start MATERIAL SHOWN
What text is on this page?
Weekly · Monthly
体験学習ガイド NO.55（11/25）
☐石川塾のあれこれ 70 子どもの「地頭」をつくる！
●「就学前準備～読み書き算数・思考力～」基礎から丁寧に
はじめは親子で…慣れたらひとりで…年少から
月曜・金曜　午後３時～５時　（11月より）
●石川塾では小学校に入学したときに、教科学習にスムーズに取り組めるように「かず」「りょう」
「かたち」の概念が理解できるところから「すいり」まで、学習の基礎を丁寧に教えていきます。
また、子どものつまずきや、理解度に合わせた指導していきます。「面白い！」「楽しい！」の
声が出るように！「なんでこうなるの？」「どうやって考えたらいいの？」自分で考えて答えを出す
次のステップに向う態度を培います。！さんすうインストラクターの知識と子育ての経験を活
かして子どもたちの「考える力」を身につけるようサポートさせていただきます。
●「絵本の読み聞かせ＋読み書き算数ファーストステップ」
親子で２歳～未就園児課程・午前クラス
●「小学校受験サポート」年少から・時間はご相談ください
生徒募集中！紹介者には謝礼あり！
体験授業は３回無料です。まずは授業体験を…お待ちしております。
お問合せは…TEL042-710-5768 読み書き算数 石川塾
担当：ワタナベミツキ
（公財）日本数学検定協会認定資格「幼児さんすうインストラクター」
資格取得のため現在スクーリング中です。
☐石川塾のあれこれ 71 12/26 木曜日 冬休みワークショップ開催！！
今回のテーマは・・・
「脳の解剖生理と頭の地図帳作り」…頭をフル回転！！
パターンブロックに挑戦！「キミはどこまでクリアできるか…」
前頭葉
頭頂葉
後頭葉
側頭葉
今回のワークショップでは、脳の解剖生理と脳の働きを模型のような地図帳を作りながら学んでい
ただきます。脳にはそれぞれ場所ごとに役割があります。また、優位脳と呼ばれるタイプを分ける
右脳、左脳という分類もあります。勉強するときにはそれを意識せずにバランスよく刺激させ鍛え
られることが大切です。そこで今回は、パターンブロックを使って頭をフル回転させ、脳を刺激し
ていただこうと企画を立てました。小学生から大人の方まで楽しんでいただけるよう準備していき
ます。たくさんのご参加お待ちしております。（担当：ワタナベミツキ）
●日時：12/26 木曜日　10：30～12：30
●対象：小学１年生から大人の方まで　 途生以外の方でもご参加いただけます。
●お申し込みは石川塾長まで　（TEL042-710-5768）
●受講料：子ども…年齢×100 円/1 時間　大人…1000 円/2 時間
end MATERIAL SHOWN
_WHAT TO DO_. From the data above, copy out every line with the string "ワタナベミツキ" in it.

_RESULT OF THIS TASK_.
担当：ワタナベミツキ
ます。たくさんのご参加お待ちしております。（担当：ワタナベミツキ）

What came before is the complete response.